### INFORMATION SUPPLIED
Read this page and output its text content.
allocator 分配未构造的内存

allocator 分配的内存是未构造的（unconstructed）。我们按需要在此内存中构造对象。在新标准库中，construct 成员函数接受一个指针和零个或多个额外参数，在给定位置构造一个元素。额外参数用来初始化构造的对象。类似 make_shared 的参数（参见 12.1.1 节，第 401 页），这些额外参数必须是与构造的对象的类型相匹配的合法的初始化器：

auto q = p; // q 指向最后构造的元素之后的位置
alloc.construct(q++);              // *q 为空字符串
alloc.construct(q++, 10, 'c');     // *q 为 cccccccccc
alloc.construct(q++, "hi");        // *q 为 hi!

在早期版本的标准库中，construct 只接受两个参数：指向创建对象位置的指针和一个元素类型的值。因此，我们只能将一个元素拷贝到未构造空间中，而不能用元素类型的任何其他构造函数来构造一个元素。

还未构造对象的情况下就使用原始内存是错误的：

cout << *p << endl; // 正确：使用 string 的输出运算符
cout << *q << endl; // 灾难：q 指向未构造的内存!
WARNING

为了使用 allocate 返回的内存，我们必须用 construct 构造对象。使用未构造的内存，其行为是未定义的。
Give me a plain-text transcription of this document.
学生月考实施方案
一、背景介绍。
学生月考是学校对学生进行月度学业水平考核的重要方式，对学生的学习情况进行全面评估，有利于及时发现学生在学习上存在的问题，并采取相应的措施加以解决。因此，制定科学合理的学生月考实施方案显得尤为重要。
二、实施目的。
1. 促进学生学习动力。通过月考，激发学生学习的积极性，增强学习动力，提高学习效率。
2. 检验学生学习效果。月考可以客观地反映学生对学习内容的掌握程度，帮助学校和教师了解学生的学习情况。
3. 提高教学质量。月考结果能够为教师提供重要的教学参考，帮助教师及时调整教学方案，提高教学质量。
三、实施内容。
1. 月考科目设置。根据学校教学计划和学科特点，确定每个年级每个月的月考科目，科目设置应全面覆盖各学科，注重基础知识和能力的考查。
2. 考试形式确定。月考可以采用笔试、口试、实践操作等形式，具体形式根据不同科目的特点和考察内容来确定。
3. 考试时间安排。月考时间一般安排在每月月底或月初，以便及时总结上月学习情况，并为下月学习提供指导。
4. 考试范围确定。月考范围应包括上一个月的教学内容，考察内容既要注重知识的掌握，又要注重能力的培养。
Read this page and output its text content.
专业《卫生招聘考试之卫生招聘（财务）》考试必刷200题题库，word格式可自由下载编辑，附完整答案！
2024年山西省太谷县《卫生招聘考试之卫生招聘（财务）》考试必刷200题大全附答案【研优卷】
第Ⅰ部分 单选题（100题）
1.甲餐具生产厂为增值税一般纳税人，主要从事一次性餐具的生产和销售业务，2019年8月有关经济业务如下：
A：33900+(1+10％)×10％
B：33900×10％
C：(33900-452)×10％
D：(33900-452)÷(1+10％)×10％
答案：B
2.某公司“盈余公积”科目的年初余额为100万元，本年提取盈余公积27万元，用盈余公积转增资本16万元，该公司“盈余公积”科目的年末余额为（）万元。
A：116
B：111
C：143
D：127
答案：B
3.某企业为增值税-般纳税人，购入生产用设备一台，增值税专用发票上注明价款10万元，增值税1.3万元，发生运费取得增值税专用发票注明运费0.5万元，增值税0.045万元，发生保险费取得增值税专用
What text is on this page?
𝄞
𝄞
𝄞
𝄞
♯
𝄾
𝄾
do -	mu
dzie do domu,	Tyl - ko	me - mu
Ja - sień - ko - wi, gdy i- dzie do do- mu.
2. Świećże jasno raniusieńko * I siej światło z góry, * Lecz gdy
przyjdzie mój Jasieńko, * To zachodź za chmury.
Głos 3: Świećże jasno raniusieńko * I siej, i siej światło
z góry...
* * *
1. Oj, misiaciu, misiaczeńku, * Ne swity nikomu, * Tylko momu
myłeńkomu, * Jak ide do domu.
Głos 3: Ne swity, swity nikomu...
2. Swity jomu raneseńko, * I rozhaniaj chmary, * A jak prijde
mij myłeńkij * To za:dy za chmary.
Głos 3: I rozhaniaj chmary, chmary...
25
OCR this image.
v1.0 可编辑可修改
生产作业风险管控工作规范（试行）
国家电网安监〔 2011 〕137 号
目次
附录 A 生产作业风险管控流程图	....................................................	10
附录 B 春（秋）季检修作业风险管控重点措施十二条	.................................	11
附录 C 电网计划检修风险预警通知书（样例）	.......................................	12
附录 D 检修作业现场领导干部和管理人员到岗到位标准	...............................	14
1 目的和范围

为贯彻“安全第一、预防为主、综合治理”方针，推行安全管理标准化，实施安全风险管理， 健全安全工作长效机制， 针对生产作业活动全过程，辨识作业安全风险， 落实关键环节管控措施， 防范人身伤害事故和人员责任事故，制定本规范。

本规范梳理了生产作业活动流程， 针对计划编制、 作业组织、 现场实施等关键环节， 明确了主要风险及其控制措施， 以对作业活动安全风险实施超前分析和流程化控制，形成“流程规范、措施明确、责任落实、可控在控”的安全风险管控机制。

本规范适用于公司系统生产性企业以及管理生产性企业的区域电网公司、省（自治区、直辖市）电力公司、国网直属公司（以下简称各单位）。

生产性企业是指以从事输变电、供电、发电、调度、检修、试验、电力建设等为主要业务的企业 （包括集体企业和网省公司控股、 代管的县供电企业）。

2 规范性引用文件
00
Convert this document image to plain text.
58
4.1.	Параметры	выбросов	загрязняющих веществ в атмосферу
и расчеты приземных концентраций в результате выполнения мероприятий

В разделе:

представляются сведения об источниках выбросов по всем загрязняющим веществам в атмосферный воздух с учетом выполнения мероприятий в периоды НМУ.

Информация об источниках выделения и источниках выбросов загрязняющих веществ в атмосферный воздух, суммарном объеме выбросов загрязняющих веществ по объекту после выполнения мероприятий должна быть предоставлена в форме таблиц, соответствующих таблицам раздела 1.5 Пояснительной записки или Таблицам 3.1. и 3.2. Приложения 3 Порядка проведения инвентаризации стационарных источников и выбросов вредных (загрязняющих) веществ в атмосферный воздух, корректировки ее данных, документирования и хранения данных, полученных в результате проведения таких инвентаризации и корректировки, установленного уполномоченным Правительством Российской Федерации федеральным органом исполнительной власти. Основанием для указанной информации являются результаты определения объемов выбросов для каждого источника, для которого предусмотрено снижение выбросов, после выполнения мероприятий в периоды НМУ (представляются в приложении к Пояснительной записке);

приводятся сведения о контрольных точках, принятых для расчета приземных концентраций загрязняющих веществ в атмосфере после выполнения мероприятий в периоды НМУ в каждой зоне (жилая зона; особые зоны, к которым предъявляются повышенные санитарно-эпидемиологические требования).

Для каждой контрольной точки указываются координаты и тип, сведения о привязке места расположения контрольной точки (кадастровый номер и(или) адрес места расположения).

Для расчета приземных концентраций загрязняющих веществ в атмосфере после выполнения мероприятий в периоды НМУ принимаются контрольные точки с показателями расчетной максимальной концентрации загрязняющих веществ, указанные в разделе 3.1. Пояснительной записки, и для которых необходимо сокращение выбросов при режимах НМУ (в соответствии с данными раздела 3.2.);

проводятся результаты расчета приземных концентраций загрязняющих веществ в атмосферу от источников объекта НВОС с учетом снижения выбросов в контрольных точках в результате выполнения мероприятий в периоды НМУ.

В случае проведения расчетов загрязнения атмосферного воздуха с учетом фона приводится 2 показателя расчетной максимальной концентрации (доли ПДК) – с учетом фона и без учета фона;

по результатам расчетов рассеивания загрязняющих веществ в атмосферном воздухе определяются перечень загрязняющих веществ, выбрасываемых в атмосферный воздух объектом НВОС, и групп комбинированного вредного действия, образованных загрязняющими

### WHAT IS NEEDED
Write down the full listing again, exactly.

### WRITTEN RESPONSE
Read this page and output its text content.
allocator 分配未构造的内存

allocator 分配的内存是未构造的（unconstructed）。我们按需要在此内存中构造对象。在新标准库中，construct 成员函数接受一个指针和零个或多个额外参数，在给定位置构造一个元素。额外参数用来初始化构造的对象。类似 make_shared 的参数（参见 12.1.1 节，第 401 页），这些额外参数必须是与构造的对象的类型相匹配的合法的初始化器：

auto q = p; // q 指向最后构造的元素之后的位置
alloc.construct(q++);              // *q 为空字符串
alloc.construct(q++, 10, 'c');     // *q 为 cccccccccc
alloc.construct(q++, "hi");        // *q 为 hi!

在早期版本的标准库中，construct 只接受两个参数：指向创建对象位置的指针和一个元素类型的值。因此，我们只能将一个元素拷贝到未构造空间中，而不能用元素类型的任何其他构造函数来构造一个元素。

还未构造对象的情况下就使用原始内存是错误的：

cout << *p << endl; // 正确：使用 string 的输出运算符
cout << *q << endl; // 灾难：q 指向未构造的内存!
WARNING

为了使用 allocate 返回的内存，我们必须用 construct 构造对象。使用未构造的内存，其行为是未定义的。
Give me a plain-text transcription of this document.
学生月考实施方案
一、背景介绍。
学生月考是学校对学生进行月度学业水平考核的重要方式，对学生的学习情况进行全面评估，有利于及时发现学生在学习上存在的问题，并采取相应的措施加以解决。因此，制定科学合理的学生月考实施方案显得尤为重要。
二、实施目的。
1. 促进学生学习动力。通过月考，激发学生学习的积极性，增强学习动力，提高学习效率。
2. 检验学生学习效果。月考可以客观地反映学生对学习内容的掌握程度，帮助学校和教师了解学生的学习情况。
3. 提高教学质量。月考结果能够为教师提供重要的教学参考，帮助教师及时调整教学方案，提高教学质量。
三、实施内容。
1. 月考科目设置。根据学校教学计划和学科特点，确定每个年级每个月的月考科目，科目设置应全面覆盖各学科，注重基础知识和能力的考查。
2. 考试形式确定。月考可以采用笔试、口试、实践操作等形式，具体形式根据不同科目的特点和考察内容来确定。
3. 考试时间安排。月考时间一般安排在每月月底或月初，以便及时总结上月学习情况，并为下月学习提供指导。
4. 考试范围确定。月考范围应包括上一个月的教学内容，考察内容既要注重知识的掌握，又要注重能力的培养。
Read this page and output its text content.
专业《卫生招聘考试之卫生招聘（财务）》考试必刷200题题库，word格式可自由下载编辑，附完整答案！
2024年山西省太谷县《卫生招聘考试之卫生招聘（财务）》考试必刷200题大全附答案【研优卷】
第Ⅰ部分 单选题（100题）
1.甲餐具生产厂为增值税一般纳税人，主要从事一次性餐具的生产和销售业务，2019年8月有关经济业务如下：
A：33900+(1+10％)×10％
B：33900×10％
C：(33900-452)×10％
D：(33900-452)÷(1+10％)×10％
答案：B
2.某公司“盈余公积”科目的年初余额为100万元，本年提取盈余公积27万元，用盈余公积转增资本16万元，该公司“盈余公积”科目的年末余额为（）万元。
A：116
B：111
C：143
D：127
答案：B
3.某企业为增值税-般纳税人，购入生产用设备一台，增值税专用发票上注明价款10万元，增值税1.3万元，发生运费取得增值税专用发票注明运费0.5万元，增值税0.045万元，发生保险费取得增值税专用
What text is on this page?
𝄞
𝄞
𝄞
𝄞
♯
𝄾
𝄾
do -	mu
dzie do domu,	Tyl - ko	me - mu
Ja - sień - ko - wi, gdy i- dzie do do- mu.
2. Świećże jasno raniusieńko * I siej światło z góry, * Lecz gdy
przyjdzie mój Jasieńko, * To zachodź za chmury.
Głos 3: Świećże jasno raniusieńko * I siej, i siej światło
z góry...
* * *
1. Oj, misiaciu, misiaczeńku, * Ne swity nikomu, * Tylko momu
myłeńkomu, * Jak ide do domu.
Głos 3: Ne swity, swity nikomu...
2. Swity jomu raneseńko, * I rozhaniaj chmary, * A jak prijde
mij myłeńkij * To za:dy za chmary.
Głos 3: I rozhaniaj chmary, chmary...
25
OCR this image.
v1.0 可编辑可修改
生产作业风险管控工作规范（试行）
国家电网安监〔 2011 〕137 号
目次
附录 A 生产作业风险管控流程图	....................................................	10
附录 B 春（秋）季检修作业风险管控重点措施十二条	.................................	11
附录 C 电网计划检修风险预警通知书（样例）	.......................................	12
附录 D 检修作业现场领导干部和管理人员到岗到位标准	...............................	14
1 目的和范围

为贯彻“安全第一、预防为主、综合治理”方针，推行安全管理标准化，实施安全风险管理， 健全安全工作长效机制， 针对生产作业活动全过程，辨识作业安全风险， 落实关键环节管控措施， 防范人身伤害事故和人员责任事故，制定本规范。

本规范梳理了生产作业活动流程， 针对计划编制、 作业组织、 现场实施等关键环节， 明确了主要风险及其控制措施， 以对作业活动安全风险实施超前分析和流程化控制，形成“流程规范、措施明确、责任落实、可控在控”的安全风险管控机制。

本规范适用于公司系统生产性企业以及管理生产性企业的区域电网公司、省（自治区、直辖市）电力公司、国网直属公司（以下简称各单位）。

生产性企业是指以从事输变电、供电、发电、调度、检修、试验、电力建设等为主要业务的企业 （包括集体企业和网省公司控股、 代管的县供电企业）。

2 规范性引用文件
00
Convert this document image to plain text.
58
4.1.	Параметры	выбросов	загрязняющих веществ в атмосферу
и расчеты приземных концентраций в результате выполнения мероприятий

В разделе:

представляются сведения об источниках выбросов по всем загрязняющим веществам в атмосферный воздух с учетом выполнения мероприятий в периоды НМУ.

Информация об источниках выделения и источниках выбросов загрязняющих веществ в атмосферный воздух, суммарном объеме выбросов загрязняющих веществ по объекту после выполнения мероприятий должна быть предоставлена в форме таблиц, соответствующих таблицам раздела 1.5 Пояснительной записки или Таблицам 3.1. и 3.2. Приложения 3 Порядка проведения инвентаризации стационарных источников и выбросов вредных (загрязняющих) веществ в атмосферный воздух, корректировки ее данных, документирования и хранения данных, полученных в результате проведения таких инвентаризации и корректировки, установленного уполномоченным Правительством Российской Федерации федеральным органом исполнительной власти. Основанием для указанной информации являются результаты определения объемов выбросов для каждого источника, для которого предусмотрено снижение выбросов, после выполнения мероприятий в периоды НМУ (представляются в приложении к Пояснительной записке);

приводятся сведения о контрольных точках, принятых для расчета приземных концентраций загрязняющих веществ в атмосфере после выполнения мероприятий в периоды НМУ в каждой зоне (жилая зона; особые зоны, к которым предъявляются повышенные санитарно-эпидемиологические требования).

Для каждой контрольной точки указываются координаты и тип, сведения о привязке места расположения контрольной точки (кадастровый номер и(или) адрес места расположения).

Для расчета приземных концентраций загрязняющих веществ в атмосфере после выполнения мероприятий в периоды НМУ принимаются контрольные точки с показателями расчетной максимальной концентрации загрязняющих веществ, указанные в разделе 3.1. Пояснительной записки, и для которых необходимо сокращение выбросов при режимах НМУ (в соответствии с данными раздела 3.2.);

проводятся результаты расчета приземных концентраций загрязняющих веществ в атмосферу от источников объекта НВОС с учетом снижения выбросов в контрольных точках в результате выполнения мероприятий в периоды НМУ.

В случае проведения расчетов загрязнения атмосферного воздуха с учетом фона приводится 2 показателя расчетной максимальной концентрации (доли ПДК) – с учетом фона и без учета фона;

по результатам расчетов рассеивания загрязняющих веществ в атмосферном воздухе определяются перечень загрязняющих веществ, выбрасываемых в атмосферный воздух объектом НВОС, и групп комбинированного вредного действия, образованных загрязняющими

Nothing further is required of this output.